#### [WORK TO DO]
In the material below, find all lines with the string "this" and copy them.
- - - - - - -
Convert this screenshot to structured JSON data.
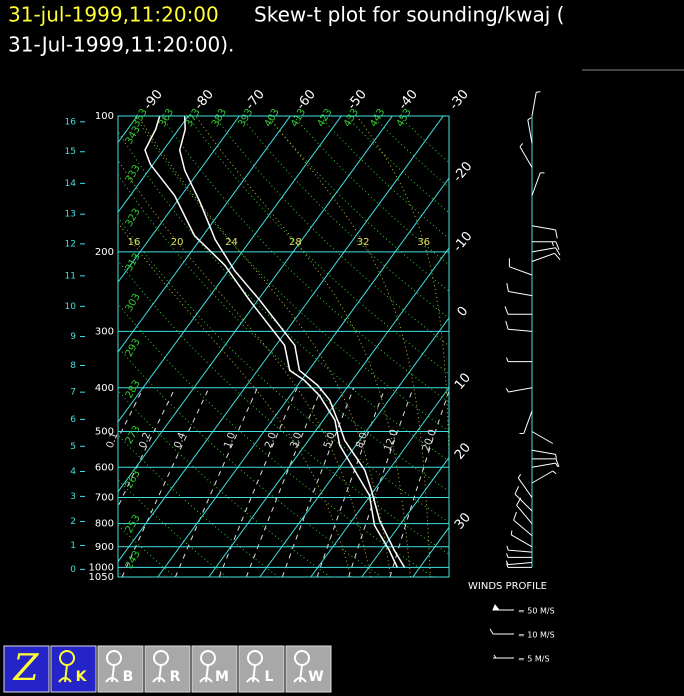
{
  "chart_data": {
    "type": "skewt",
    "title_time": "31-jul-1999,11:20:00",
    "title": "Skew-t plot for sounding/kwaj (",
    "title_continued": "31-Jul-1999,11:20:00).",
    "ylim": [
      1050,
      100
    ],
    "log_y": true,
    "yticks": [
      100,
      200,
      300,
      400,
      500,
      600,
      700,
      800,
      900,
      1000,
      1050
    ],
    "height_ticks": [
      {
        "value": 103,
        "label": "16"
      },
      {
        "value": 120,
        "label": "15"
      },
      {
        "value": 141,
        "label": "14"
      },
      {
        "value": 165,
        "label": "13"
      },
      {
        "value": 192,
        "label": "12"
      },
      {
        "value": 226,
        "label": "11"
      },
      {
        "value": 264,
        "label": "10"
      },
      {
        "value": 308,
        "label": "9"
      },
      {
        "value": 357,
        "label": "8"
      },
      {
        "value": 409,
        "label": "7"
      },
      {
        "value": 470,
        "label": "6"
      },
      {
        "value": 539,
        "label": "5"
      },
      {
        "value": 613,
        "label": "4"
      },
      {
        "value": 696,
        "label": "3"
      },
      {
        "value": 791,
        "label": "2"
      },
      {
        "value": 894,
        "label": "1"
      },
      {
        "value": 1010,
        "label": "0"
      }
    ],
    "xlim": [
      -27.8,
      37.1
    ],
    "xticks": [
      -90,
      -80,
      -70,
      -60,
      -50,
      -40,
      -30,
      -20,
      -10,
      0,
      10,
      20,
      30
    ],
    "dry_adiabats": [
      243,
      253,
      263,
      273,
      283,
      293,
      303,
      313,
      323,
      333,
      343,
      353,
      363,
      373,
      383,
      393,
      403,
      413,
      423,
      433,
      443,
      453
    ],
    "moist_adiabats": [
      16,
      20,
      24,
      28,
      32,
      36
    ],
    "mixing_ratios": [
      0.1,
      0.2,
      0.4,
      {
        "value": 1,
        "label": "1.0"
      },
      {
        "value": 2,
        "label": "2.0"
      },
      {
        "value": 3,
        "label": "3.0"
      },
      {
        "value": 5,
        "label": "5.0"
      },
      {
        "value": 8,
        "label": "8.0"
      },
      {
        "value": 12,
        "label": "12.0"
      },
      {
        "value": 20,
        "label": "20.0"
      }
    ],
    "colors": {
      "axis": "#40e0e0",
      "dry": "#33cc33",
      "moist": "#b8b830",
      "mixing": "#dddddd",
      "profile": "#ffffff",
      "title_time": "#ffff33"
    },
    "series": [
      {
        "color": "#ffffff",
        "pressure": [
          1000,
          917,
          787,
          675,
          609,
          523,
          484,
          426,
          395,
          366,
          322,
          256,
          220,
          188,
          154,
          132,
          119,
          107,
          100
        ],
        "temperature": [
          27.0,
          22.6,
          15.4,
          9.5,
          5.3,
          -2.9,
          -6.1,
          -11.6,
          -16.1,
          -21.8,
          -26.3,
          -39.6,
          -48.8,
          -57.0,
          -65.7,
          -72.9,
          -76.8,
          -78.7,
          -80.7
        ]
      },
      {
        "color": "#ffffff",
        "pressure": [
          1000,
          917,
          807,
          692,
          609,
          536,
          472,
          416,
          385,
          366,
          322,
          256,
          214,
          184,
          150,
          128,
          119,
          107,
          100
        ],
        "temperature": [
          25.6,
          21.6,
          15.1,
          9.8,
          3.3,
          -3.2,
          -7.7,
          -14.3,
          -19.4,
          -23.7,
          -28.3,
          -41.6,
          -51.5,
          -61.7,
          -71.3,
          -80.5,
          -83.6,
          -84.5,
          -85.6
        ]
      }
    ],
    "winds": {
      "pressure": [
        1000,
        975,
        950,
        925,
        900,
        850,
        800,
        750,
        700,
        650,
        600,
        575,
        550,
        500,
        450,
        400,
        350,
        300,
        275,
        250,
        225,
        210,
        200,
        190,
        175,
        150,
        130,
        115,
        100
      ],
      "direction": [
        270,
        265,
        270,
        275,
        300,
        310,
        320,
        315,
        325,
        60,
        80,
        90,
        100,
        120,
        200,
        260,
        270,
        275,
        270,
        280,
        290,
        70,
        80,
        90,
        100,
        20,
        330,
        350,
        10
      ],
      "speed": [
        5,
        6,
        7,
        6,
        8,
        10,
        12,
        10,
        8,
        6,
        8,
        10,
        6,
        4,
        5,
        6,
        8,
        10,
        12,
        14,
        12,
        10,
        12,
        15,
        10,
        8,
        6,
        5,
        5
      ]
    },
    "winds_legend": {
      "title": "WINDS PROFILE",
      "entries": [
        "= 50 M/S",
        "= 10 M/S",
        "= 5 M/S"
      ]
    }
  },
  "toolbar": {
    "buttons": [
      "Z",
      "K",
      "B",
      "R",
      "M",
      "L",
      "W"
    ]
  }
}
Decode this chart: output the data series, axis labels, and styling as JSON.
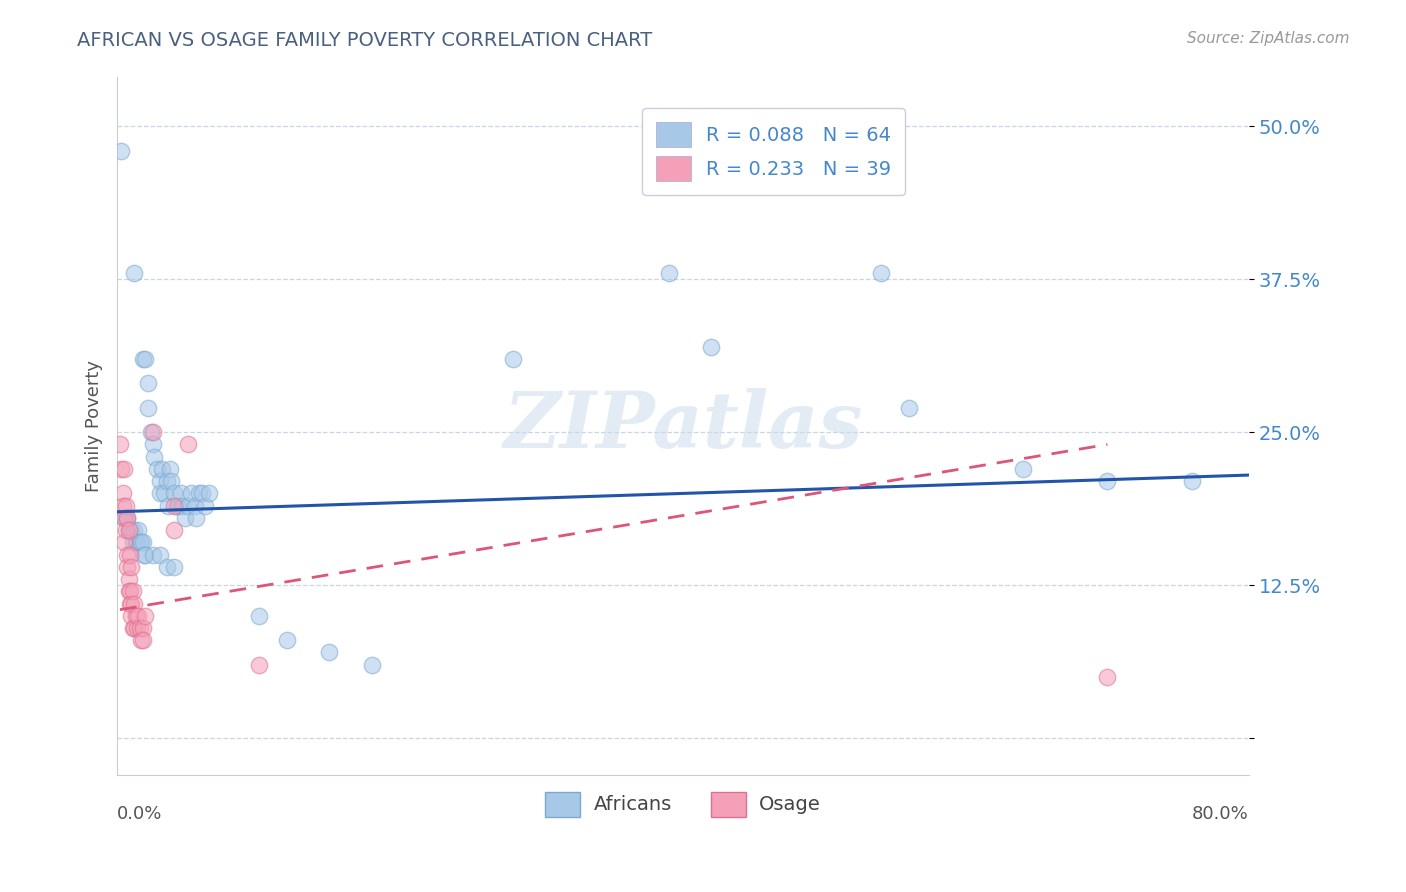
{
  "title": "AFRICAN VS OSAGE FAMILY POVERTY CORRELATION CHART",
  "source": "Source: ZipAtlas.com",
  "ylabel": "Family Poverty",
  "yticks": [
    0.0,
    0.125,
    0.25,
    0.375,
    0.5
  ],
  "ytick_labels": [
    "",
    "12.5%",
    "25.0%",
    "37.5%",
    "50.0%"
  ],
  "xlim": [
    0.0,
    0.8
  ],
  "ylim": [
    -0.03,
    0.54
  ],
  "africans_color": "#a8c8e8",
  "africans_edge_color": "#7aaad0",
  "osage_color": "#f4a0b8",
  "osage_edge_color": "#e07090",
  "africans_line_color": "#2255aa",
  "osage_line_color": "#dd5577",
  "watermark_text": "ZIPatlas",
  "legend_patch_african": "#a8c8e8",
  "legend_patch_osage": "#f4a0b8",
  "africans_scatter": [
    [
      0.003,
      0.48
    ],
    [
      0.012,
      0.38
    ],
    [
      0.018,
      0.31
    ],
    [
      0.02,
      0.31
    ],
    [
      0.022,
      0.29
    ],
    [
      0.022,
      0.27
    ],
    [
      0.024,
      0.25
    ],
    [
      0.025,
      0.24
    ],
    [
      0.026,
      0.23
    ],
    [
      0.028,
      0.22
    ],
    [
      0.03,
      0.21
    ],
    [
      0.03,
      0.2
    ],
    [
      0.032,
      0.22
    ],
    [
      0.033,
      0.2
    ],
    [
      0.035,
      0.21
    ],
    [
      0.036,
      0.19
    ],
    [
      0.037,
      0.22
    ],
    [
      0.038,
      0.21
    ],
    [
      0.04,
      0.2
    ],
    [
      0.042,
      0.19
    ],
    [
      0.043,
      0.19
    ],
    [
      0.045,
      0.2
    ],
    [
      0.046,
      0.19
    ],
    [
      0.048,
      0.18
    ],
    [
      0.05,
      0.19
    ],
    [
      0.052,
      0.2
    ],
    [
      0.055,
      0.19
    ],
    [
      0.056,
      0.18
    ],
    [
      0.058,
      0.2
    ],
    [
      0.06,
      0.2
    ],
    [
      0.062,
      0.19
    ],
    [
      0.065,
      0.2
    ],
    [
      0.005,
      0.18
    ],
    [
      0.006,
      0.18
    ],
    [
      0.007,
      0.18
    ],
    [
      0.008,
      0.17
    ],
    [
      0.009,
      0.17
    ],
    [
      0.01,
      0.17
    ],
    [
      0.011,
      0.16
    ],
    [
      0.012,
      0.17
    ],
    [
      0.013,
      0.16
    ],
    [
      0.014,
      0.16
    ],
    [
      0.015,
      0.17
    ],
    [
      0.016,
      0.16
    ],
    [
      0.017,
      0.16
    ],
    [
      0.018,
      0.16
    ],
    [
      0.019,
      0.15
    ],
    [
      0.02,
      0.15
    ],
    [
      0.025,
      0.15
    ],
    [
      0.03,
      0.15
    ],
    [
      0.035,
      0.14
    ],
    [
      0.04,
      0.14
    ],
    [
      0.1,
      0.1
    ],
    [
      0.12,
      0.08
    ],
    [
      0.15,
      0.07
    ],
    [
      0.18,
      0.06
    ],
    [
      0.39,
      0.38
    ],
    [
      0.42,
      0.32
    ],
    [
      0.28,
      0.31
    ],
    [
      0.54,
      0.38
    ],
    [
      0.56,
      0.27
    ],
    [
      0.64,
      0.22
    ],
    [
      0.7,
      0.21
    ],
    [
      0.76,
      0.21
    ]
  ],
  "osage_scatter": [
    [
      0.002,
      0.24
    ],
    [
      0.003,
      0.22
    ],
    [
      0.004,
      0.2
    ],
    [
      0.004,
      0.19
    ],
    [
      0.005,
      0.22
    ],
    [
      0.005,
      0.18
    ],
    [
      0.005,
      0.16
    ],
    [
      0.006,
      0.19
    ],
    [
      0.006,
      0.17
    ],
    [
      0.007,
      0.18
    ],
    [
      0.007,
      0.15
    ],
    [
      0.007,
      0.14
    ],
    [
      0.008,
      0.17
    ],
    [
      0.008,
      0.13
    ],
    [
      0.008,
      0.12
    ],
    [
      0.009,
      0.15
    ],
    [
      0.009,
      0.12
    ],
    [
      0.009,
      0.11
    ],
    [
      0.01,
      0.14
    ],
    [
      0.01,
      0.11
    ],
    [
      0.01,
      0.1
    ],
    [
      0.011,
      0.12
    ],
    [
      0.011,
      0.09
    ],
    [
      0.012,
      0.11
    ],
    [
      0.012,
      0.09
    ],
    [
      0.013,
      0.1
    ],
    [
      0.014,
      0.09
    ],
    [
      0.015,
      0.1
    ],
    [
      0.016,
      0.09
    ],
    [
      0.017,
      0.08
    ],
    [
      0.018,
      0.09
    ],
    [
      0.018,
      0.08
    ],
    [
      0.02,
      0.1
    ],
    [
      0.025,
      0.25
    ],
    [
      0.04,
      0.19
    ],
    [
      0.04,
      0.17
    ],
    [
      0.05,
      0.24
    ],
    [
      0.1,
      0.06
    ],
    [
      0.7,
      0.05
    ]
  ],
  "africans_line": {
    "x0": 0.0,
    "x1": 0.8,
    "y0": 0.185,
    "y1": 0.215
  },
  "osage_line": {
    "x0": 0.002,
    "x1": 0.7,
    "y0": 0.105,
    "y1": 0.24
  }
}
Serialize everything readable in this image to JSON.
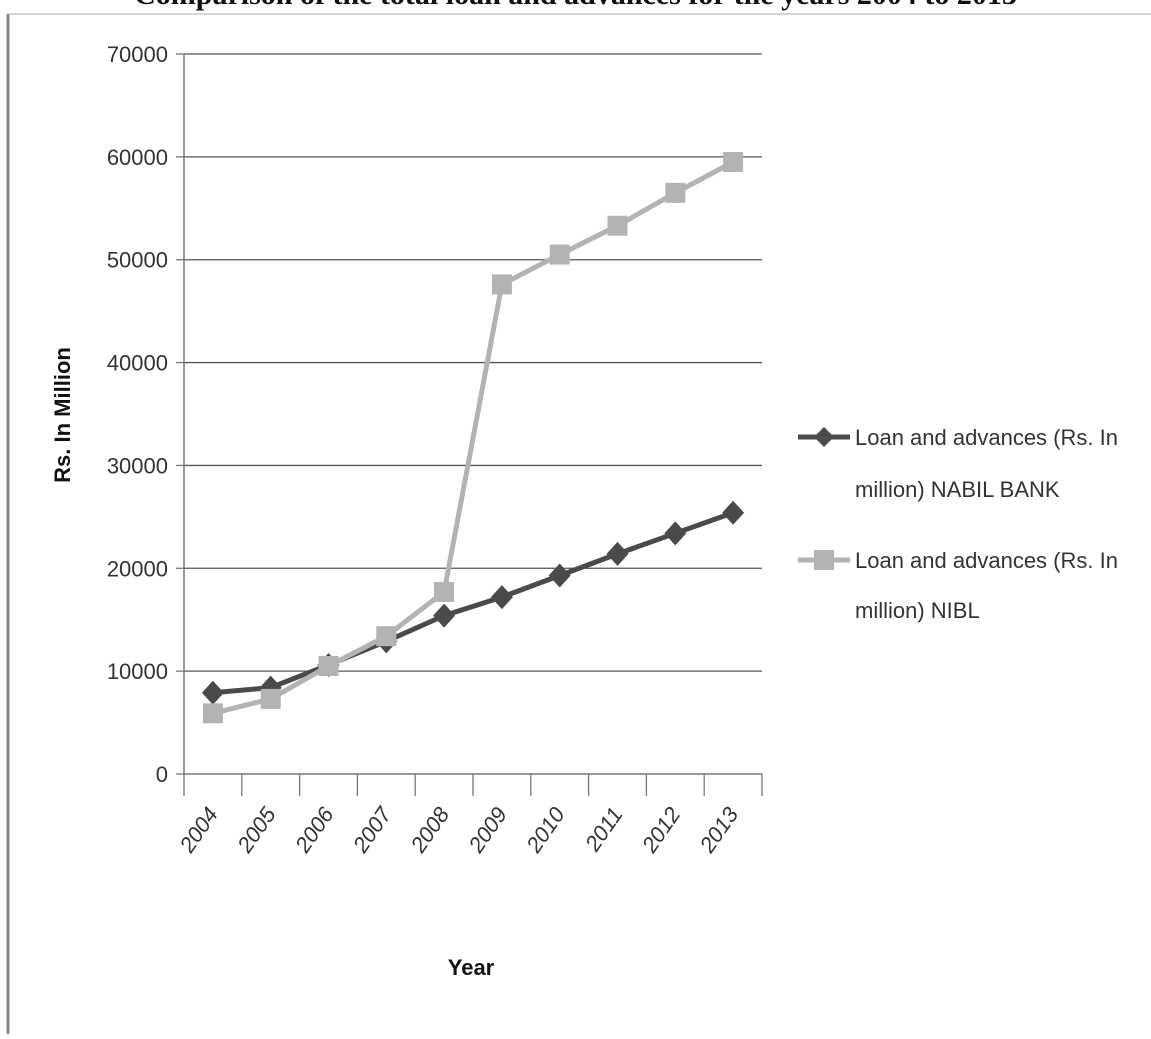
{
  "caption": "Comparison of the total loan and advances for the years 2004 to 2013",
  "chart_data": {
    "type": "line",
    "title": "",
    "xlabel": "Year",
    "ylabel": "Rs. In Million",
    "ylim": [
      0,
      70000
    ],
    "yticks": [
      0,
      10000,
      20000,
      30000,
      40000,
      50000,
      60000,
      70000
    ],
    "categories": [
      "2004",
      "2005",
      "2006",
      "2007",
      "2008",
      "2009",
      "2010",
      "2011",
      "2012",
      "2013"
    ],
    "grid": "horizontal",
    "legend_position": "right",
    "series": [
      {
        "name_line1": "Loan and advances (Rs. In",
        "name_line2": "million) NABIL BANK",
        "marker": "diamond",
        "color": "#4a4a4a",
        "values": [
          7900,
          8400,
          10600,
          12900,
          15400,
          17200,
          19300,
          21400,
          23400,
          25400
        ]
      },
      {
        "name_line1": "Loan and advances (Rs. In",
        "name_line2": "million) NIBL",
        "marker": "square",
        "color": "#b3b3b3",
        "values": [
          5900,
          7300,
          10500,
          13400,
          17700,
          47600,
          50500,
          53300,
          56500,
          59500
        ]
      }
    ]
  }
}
- - - - - - -
#### [THE RESULT]
Convert this screenshot to structured JSON data.
Decode this chart: output the data series, axis labels, and styling as JSON.
Serialize everything readable in this image to JSON.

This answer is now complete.